*WHAT TO PRODUCE*
Carry on the blog post below about Crossref Labs and altmetrics, picking up right after its final sentence.

*TEXT EXTRACT*
Blog

 12 minute read.

Many Metrics. Such Data. Wow.

[many_metrics

Crossref Labs loves to be the last to jump on an internet trend, so what better than than to combine the Doge meme with altmetrics?

Note: The API calls below have been superceeded with the development of the Event Data project. See the latest API documentation for equivalent functionality

Want to know how many times a Crossref DOI is cited by the Wikipedia?

http://det.labs.crossref.org.turing.library.northwestern.edu/works/doi/10.1371/journal.pone.0086859

Or how many times one has been mentioned in Europe PubMed Central?

http://det.labs.crossref.org.turing.library.northwestern.edu/works/doi/10.1016/j.neuropsychologia.2013.10.021

Or DataCite?

http://det.labs.crossref.org.turing.library.northwestern.edu/works/doi/10.1111/jeb.12289

Background

Back in 2011 PLOS released its awesome ALM system as open source software (OSS). At Crossref Labs, we thought it might be interesting to see what would happen if we ran our own instance of the system and loaded it up with a few Crossref DOIs. So we did. And the code fell over. Oops. Somehow it didn’t like dealing with 10 million DOIs. Funny that.

But the beauty of OSS is that we were able to work with PLOS to scale the code to handle our volume of data. Crossref contracted with Cottage Labs  and we both worked with PLOS to make changes to the system. These eventually got fed back into the main ALM source on Github. Now everybody benefits from our work. Yay for OSS.

So if you want to know technical details, skip to Details for Propellerheads. But if you want to know why we did this, and what we plan to do with it, read on.

Why?

There are (cough) some problems in our industry that we can best solve with shared infrastructure. When publishers first put scholarly content online, they used to make bilateral reference linking agreements. These agreements allowed them to link citations using each other’s proprietary reference linking APIs. But this system didn’t scale. It was too time-consuming to negotiate all the agreements needed to link to other publishers. And linking through many proprietary citation APIs was too complex and too fragile. So the industry founded Crossref to create a common, cross-publisher citation linking API. Crossref has since obviated the need for bilateral linking arrangements.

So-called altmetrics look like they might have similar characteristics. You have ~4000 Crossref member publishers and N sources (e.g. Twitter, Mendeley, Facebook, CiteULike, etc.) where people use (e.g. discuss, bookmark, annotate, etc.) scholarly publications. Publishers could conceivably each choose to run their own system to collect this information. But if they did, they would face the following problems:

  • The N sources will be volatile. New ones will emerge. Old ones will vanish.
  • Each publisher will need to deal with each source’s different APIs, rate limits, T&Cs, data licenses, etc. This is a logistical headache for both the publishers and for the sources.
  • If publishers use different systems which in turn look at different sources, it will be difficult to compare results across publishers.
  • If a journal moves from one publisher to another, then how are the metrics for that journal’s articles going to follow the journal? This isn’t a complete list, but it shows that there might be some virtue in publishers sharing an infrastructure for collecting this data. But what about commercial providers? Couldn’t they provide these ALM services? Of course - and some of them currently do. But normally they look on the actual collection of this data as a means to an end. The real value they provide is in the analysis, reporting and tools that they build on top of the data. Crossref has no interest in building front-ends to this data. If there is a role for us to play here, it is simply in the collection and distribution of the data.

*INFORMATION PROVIDED*

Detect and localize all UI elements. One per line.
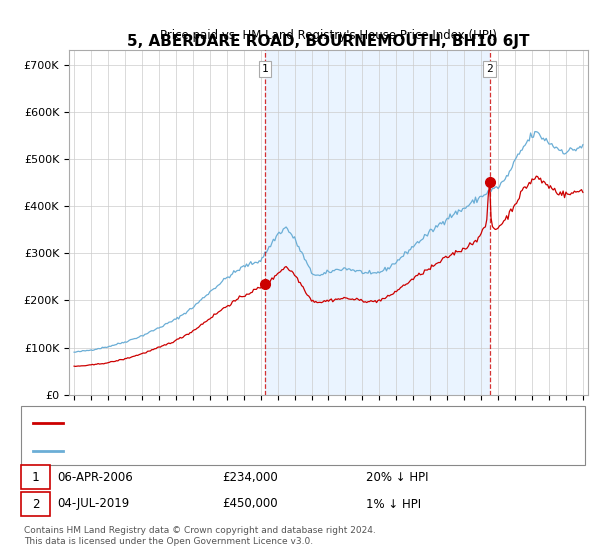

*OUTPUT OF THE TASK*
No, really, WHY?

Aren’t these altmetrics an ill-conceived and meretricious idea? By providing this kind of information, isn’t Crossref just encouraging feckless, neoliberal university administrators to hasten academia’s slide into a Stakhanovite dystopia? Can’t these systems be gamed?

FOR THE LOVE OF FSM, WHY IS CROSSREF DABBLING IN SOMETHING OF SUCH QUESTIONABLE VALUE?

takes deep breath. wipes spittle from beard

These are all serious concerns. Goodhart’s Law and all that… If a university’s appointments and promotion committee is largely swayed by Impact Factor, it won’t improve a thing if they substitute or supplement Impact Factor with altmetrics. Amy Brand has repeatedly pointed out, the best institutions simply don’t use metrics this way at all (PowerPoint presentation). They know better.

But yes, it is still likely that some powerful people will come to lazy conclusions based on altmetrics. And following that, other lazy, unscrupulous and opportunistic people will attempt to game said metrics. We may even see an industry emerge to exploit this mess and provide the scholarly equivalent of SEO. Feh. Now I’m depressed and I need a drink.

So again, why is Crossref doing this? Though we have our doubts about how effective altmetrics will be in evaluating the quality of content, we do believe that they are a useful tool for understanding how scholarly content is used and interpreted. The most eloquent arguments against altmetrics for measuring quality, inadvertently make the case for altmetrics as a tool for monitoring attention.

Critics of altmetrics point out that much of the attention that research receives outside of formal scholarly communications channels can be ascribed to:

  • Puffery. Researchers and/or university/publisher “PR wonks” over-promoting research results.
  • Innocent misinterpretation. A lay audience simply doesn’t understand the research results.
  • Deliberate misinterpretation. Ideologues misrepresent research results to support their agendas.
  • Salaciousness. The research appears to be about sex, drugs, crime, video games or other popular bogeymen.
  • Neurobollocks. A category unto itself these days.

In short, scholarly research might be misinterpreted. Shock horror. Ban all metrics. Whew. That won’t happen again.

Scholarly research has always been discussed outside of formal scholarly venues. Both by scholars themselves and by interested laity. Sometimes these discussions advance the scientific cause. Sometimes they undermine it. The University of Utah didn’t depend on widespread Internet access or social networks to promote yet-to-be peer-reviewed claims about cold fusion. That was just old-fashioned analogue puffery. And the Internet played no role in the Laetrile or DMSO crazes of the 1980s. You see, there were once these things called “newspapers.” And another thing called “television.” And a sophisticated meatspace-based social network called a “town square.”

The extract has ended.